12 de mai de 2016

Jaques Wagner ouve reprimenda de segurança do Planalto ao tentar dar ordens: "o senhor não é mais ministro !"

Quando o advogado-geral da União, Eduardo Cardozo, fazia a defesa da presidente afastada Dilma Rousseff, na manhã desta quinta-feira, ele já não pertencia mais aos quadros do governo, pois naquele instante o Diário Oficial da União já circulava com a exoneração de toda a equipe, mas alguns não se deram conta das normas que regem a administração pública, como foi o caso do ex-chefe de gabinete Jaques Wagner, que passou pelo constrangimento de ouvir uma reprimenda de um segurança por ainda querer dar ordens no Palácio do Planalto.
-*-*-
- [Exercício 1]
Segundo a notícia sobre a reprimenda a Jaques Wagner, quem fazia a defesa da presidente afastada Dilma Rousseff na manhã daquela quinta-feira?
- [Exercício 2]
Retome a notícia sobre a reprimenda a Jaques Wagner e dê continuidade a ela a partir da última frase apresentada.

Registros do conjunto de dados:
-*-*-
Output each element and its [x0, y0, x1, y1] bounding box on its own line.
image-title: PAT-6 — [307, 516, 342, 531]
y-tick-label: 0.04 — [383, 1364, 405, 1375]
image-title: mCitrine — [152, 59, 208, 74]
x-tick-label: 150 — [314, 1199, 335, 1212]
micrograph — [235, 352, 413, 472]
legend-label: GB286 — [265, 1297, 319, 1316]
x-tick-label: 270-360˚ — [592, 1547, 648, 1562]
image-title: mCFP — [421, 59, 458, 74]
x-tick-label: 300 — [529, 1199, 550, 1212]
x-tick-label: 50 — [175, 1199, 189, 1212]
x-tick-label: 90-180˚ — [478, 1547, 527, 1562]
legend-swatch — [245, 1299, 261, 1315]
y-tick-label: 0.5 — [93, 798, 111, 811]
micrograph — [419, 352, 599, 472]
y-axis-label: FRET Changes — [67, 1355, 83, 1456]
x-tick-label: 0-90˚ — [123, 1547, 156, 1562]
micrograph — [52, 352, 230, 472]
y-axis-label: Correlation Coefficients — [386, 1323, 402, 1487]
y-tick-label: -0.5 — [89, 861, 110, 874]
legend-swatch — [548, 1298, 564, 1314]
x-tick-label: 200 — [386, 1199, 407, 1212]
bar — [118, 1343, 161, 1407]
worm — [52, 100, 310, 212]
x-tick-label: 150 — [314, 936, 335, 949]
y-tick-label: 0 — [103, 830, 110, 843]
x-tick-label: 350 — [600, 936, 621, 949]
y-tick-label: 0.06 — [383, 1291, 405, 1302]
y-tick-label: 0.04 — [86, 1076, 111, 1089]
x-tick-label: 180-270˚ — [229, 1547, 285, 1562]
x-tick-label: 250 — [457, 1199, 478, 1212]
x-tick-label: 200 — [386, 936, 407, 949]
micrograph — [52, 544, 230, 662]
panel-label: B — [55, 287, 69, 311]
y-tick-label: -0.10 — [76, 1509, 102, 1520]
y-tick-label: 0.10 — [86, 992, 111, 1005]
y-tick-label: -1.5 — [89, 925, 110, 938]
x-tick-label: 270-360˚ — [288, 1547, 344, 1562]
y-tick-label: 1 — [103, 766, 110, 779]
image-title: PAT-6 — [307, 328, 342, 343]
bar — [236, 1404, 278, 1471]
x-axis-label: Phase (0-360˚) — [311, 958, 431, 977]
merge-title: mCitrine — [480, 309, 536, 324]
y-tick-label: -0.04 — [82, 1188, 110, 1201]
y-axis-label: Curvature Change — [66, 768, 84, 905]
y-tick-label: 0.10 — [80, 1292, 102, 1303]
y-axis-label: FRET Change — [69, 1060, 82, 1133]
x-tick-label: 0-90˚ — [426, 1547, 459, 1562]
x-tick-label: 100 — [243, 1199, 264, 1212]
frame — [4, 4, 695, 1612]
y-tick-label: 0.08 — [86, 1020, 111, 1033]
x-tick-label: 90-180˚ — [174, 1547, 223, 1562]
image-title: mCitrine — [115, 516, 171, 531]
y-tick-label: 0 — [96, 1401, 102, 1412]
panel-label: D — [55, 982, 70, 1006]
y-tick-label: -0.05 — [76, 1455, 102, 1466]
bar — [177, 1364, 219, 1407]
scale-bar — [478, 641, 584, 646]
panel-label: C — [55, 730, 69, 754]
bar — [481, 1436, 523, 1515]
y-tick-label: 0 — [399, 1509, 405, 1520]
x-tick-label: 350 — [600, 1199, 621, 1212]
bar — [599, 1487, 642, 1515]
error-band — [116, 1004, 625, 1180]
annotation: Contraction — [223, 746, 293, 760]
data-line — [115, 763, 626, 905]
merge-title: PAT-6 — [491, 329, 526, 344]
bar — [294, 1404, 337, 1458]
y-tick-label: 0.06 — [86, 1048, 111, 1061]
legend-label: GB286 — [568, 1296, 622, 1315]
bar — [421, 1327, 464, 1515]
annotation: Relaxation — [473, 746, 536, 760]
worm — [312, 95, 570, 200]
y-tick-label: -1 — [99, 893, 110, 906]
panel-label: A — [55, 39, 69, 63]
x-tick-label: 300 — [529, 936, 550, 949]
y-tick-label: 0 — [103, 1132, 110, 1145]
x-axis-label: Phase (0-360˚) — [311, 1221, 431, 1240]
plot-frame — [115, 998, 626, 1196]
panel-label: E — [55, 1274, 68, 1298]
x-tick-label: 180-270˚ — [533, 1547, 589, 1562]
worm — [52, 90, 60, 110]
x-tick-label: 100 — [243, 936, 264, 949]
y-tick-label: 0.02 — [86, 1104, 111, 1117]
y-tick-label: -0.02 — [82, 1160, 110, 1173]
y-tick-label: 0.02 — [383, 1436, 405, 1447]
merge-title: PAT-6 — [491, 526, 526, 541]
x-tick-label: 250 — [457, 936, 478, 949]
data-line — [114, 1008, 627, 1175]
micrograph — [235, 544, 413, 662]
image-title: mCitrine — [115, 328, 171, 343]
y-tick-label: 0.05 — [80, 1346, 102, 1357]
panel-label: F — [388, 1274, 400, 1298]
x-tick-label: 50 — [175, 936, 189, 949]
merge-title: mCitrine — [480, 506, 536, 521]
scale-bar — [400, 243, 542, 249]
-*-*-
- [Resposta 1]
O advogado-geral da União, Eduardo Cardozo.

- [Resposta 2]
Segundo nota do jornalista Felipe Frazão, no site da revista Veja, quando as equipes do cerimonial e da segurança do Palácio do Planalto instalavam grades e detectores de metal para organizar os espaços onde militantes, jornalistas e autoridades públicas ouviriam o discurso de despedida de Dilma, o ex-ministro Jaques Wagner (PT) tentou interferir e foi desautorizado pelo comando da guarda militar. 

Ex-chefe do gabinete pessoal de Dilma, Wagner queria autorizar a entrada de cerca de cem mulheres para abraçar Dilma e levar flores a ela. Segundo um funcionário da Presidência responsável pelo contato com movimentos sociais, Wagner ouviu do novo comandante a seguinte frase: "O senhor já não é mais ministro". De fato, ele havia sido exonerado na véspera pela presidente.